--- start of Raw data ---
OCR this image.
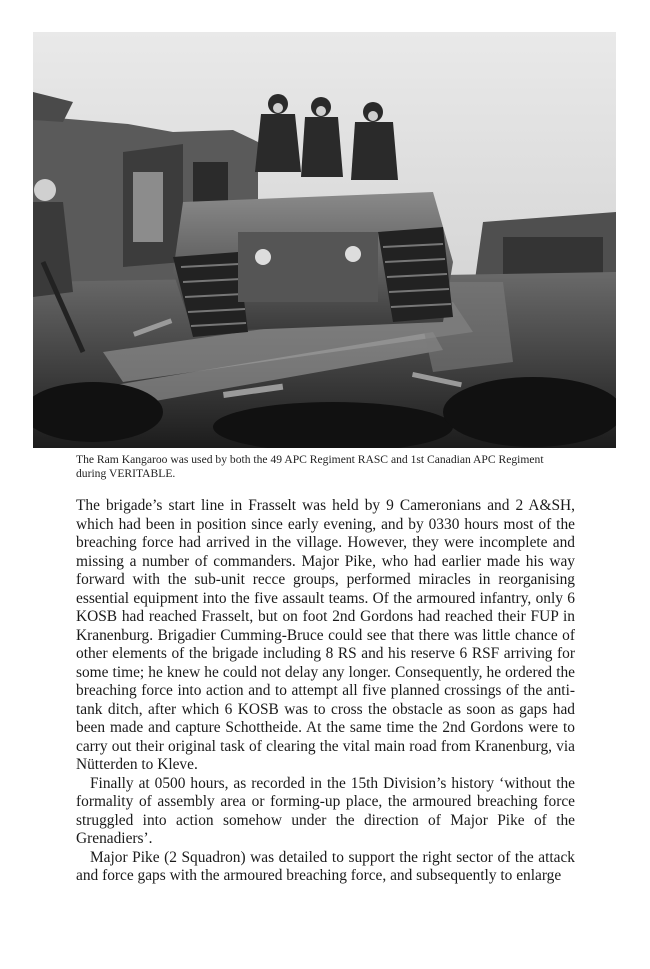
The Ram Kangaroo was used by both the 49 APC Regiment RASC and 1st Canadian APC Regiment during VERITABLE.

The brigade’s start line in Frasselt was held by 9 Cameronians and 2 A&SH, which had been in position since early evening, and by 0330 hours most of the breaching force had arrived in the village. However, they were incomplete and missing a number of commanders. Major Pike, who had earlier made his way forward with the sub-unit recce groups, performed miracles in reorganising essential equipment into the five assault teams. Of the armoured infantry, only 6 KOSB had reached Frasselt, but on foot 2nd Gordons had reached their FUP in Kranenburg. Brigadier Cumming-Bruce could see that there was little chance of other elements of the brigade including 8 RS and his reserve 6 RSF arriving for some time; he knew he could not delay any longer. Consequently, he ordered the breaching force into action and to attempt all five planned crossings of the anti-tank ditch, after which 6 KOSB was to cross the obstacle as soon as gaps had been made and capture Schottheide. At the same time the 2nd Gordons were to carry out their original task of clearing the vital main road from Kranenburg, via Nütterden to Kleve.

Finally at 0500 hours, as recorded in the 15th Division’s history ‘without the formality of assembly area or forming-up place, the armoured breaching force struggled into action somehow under the direction of Major Pike of the Grenadiers’.

Major Pike (2 Squadron) was detailed to support the right sector of the attack and force gaps with the armoured breaching force, and subsequently to enlarge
--- end of Raw data ---
**Task prompt**
Exclude every picture and copy the remaining data exactly.

**Final result**
OCR this image.
The Ram Kangaroo was used by both the 49 APC Regiment RASC and 1st Canadian APC Regiment during VERITABLE.

The brigade’s start line in Frasselt was held by 9 Cameronians and 2 A&SH, which had been in position since early evening, and by 0330 hours most of the breaching force had arrived in the village. However, they were incomplete and missing a number of commanders. Major Pike, who had earlier made his way forward with the sub-unit recce groups, performed miracles in reorganising essential equipment into the five assault teams. Of the armoured infantry, only 6 KOSB had reached Frasselt, but on foot 2nd Gordons had reached their FUP in Kranenburg. Brigadier Cumming-Bruce could see that there was little chance of other elements of the brigade including 8 RS and his reserve 6 RSF arriving for some time; he knew he could not delay any longer. Consequently, he ordered the breaching force into action and to attempt all five planned crossings of the anti-tank ditch, after which 6 KOSB was to cross the obstacle as soon as gaps had been made and capture Schottheide. At the same time the 2nd Gordons were to carry out their original task of clearing the vital main road from Kranenburg, via Nütterden to Kleve.

Finally at 0500 hours, as recorded in the 15th Division’s history ‘without the formality of assembly area or forming-up place, the armoured breaching force struggled into action somehow under the direction of Major Pike of the Grenadiers’.

Major Pike (2 Squadron) was detailed to support the right sector of the attack and force gaps with the armoured breaching force, and subsequently to enlarge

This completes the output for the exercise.